▶ **TO DO**:
Return all lines where the word "name" can be found.

(begin)

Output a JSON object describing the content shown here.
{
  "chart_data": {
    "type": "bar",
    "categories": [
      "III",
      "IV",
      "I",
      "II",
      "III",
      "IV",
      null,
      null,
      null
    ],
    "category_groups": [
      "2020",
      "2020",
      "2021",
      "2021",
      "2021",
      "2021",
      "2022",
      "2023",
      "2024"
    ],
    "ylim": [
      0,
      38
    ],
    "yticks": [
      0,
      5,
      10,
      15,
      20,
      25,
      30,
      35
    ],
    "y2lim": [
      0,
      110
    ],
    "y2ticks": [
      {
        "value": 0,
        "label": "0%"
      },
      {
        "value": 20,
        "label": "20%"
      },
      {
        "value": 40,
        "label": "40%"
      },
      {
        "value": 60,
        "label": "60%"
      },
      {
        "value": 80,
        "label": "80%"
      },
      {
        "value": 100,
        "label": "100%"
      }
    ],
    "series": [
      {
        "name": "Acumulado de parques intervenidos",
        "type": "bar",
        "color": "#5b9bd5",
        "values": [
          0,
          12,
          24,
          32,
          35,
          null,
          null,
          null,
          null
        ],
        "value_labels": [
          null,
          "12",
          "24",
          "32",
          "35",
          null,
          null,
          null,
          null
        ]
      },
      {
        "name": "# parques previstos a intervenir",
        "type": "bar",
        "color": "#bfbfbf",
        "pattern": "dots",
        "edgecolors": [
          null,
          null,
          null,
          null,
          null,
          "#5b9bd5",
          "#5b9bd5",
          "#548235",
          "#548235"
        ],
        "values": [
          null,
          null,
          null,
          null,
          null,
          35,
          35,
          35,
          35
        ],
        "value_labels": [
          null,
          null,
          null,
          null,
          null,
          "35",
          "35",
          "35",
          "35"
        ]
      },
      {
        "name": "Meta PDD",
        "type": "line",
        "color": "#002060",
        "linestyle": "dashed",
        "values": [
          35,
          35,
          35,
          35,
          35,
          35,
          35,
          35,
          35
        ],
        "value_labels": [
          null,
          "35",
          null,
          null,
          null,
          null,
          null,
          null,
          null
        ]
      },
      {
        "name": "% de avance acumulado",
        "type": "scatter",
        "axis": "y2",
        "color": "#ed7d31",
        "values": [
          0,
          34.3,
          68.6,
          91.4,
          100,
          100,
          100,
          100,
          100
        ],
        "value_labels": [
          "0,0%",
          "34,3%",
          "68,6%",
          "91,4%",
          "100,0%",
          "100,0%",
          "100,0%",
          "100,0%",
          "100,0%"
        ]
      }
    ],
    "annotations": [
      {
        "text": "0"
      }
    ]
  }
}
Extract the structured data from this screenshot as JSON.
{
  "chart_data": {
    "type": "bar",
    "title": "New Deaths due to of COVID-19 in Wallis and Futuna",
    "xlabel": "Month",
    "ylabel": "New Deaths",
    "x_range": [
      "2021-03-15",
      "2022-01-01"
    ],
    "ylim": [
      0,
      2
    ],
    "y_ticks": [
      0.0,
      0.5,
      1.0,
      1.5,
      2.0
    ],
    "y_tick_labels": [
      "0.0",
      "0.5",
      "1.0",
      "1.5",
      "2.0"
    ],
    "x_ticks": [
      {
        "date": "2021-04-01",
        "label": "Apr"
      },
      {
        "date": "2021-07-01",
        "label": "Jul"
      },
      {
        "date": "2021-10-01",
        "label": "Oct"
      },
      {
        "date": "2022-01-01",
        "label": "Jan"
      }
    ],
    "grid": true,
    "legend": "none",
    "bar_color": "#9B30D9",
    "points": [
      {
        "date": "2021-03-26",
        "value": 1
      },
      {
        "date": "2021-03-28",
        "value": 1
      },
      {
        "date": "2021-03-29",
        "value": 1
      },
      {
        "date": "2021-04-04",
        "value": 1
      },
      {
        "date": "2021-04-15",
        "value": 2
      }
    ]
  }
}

(end)

▶ **REPLY TO THE EXERCISE**:
        "name": "Acumulado de parques intervenidos",
        "name": "# parques previstos a intervenir",
        "name": "Meta PDD",
        "name": "% de avance acumulado",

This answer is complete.